◆ **Extracted entries**:
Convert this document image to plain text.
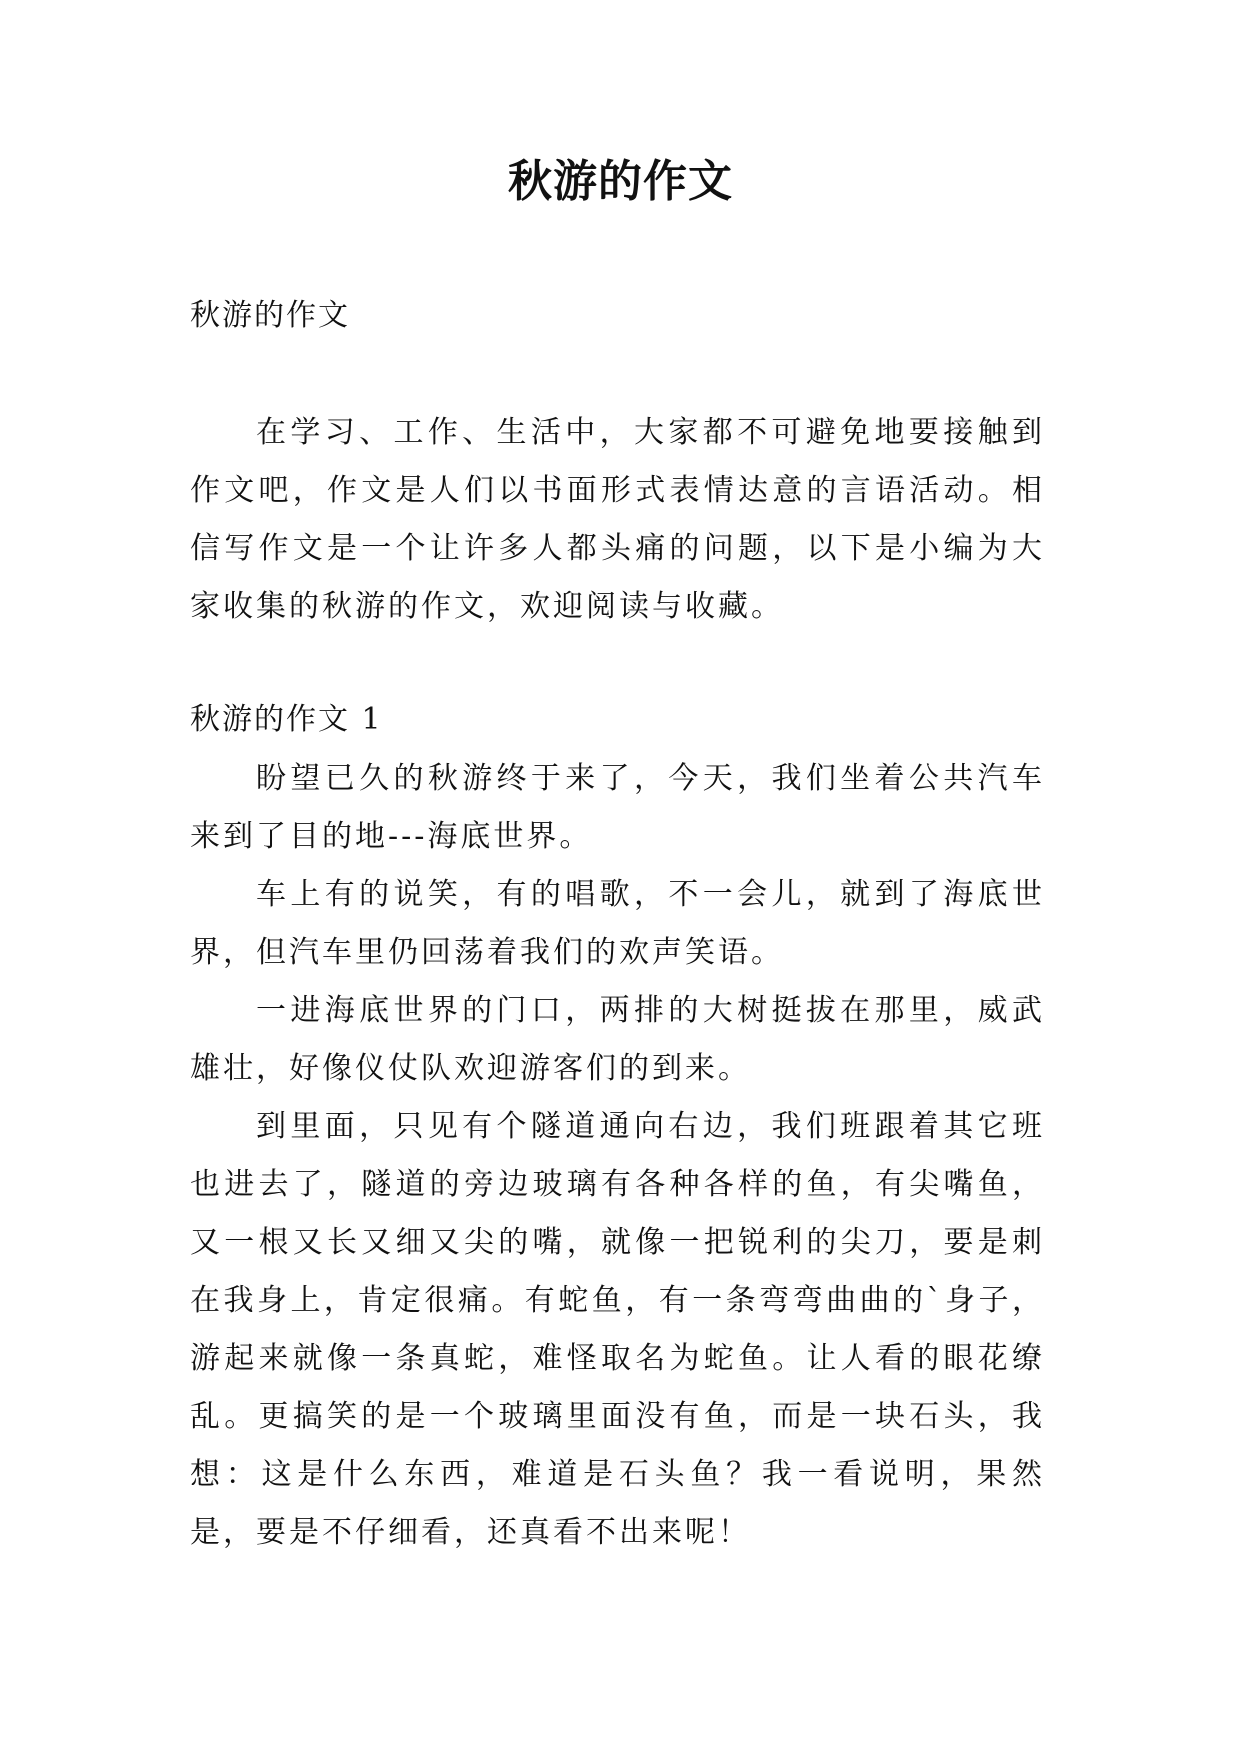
秋游的作文
秋游的作文

在学习、工作、生活中，大家都不可避免地要接触到作文吧，作文是人们以书面形式表情达意的言语活动。相信写作文是一个让许多人都头痛的问题，以下是小编为大家收集的秋游的作文，欢迎阅读与收藏。

秋游的作文 1

盼望已久的秋游终于来了，今天，我们坐着公共汽车来到了目的地---海底世界。

车上有的说笑，有的唱歌，不一会儿，就到了海底世界，但汽车里仍回荡着我们的欢声笑语。

一进海底世界的门口，两排的大树挺拔在那里，威武雄壮，好像仪仗队欢迎游客们的到来。

到里面，只见有个隧道通向右边，我们班跟着其它班也进去了，隧道的旁边玻璃有各种各样的鱼，有尖嘴鱼，又一根又长又细又尖的嘴，就像一把锐利的尖刀，要是刺在我身上，肯定很痛。有蛇鱼，有一条弯弯曲曲的`身子，游起来就像一条真蛇，难怪取名为蛇鱼。让人看的眼花缭乱。更搞笑的是一个玻璃里面没有鱼，而是一块石头，我想：这是什么东西，难道是石头鱼？我一看说明，果然是，要是不仔细看，还真看不出来呢！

◆ **Your goal**:
Without including any picture, retype the entries exactly.

◆ **Solution to the exercise**:
Convert this document image to plain text.
秋游的作文
秋游的作文

在学习、工作、生活中，大家都不可避免地要接触到作文吧，作文是人们以书面形式表情达意的言语活动。相信写作文是一个让许多人都头痛的问题，以下是小编为大家收集的秋游的作文，欢迎阅读与收藏。

秋游的作文 1

盼望已久的秋游终于来了，今天，我们坐着公共汽车来到了目的地---海底世界。

车上有的说笑，有的唱歌，不一会儿，就到了海底世界，但汽车里仍回荡着我们的欢声笑语。

一进海底世界的门口，两排的大树挺拔在那里，威武雄壮，好像仪仗队欢迎游客们的到来。

到里面，只见有个隧道通向右边，我们班跟着其它班也进去了，隧道的旁边玻璃有各种各样的鱼，有尖嘴鱼，又一根又长又细又尖的嘴，就像一把锐利的尖刀，要是刺在我身上，肯定很痛。有蛇鱼，有一条弯弯曲曲的`身子，游起来就像一条真蛇，难怪取名为蛇鱼。让人看的眼花缭乱。更搞笑的是一个玻璃里面没有鱼，而是一块石头，我想：这是什么东西，难道是石头鱼？我一看说明，果然是，要是不仔细看，还真看不出来呢！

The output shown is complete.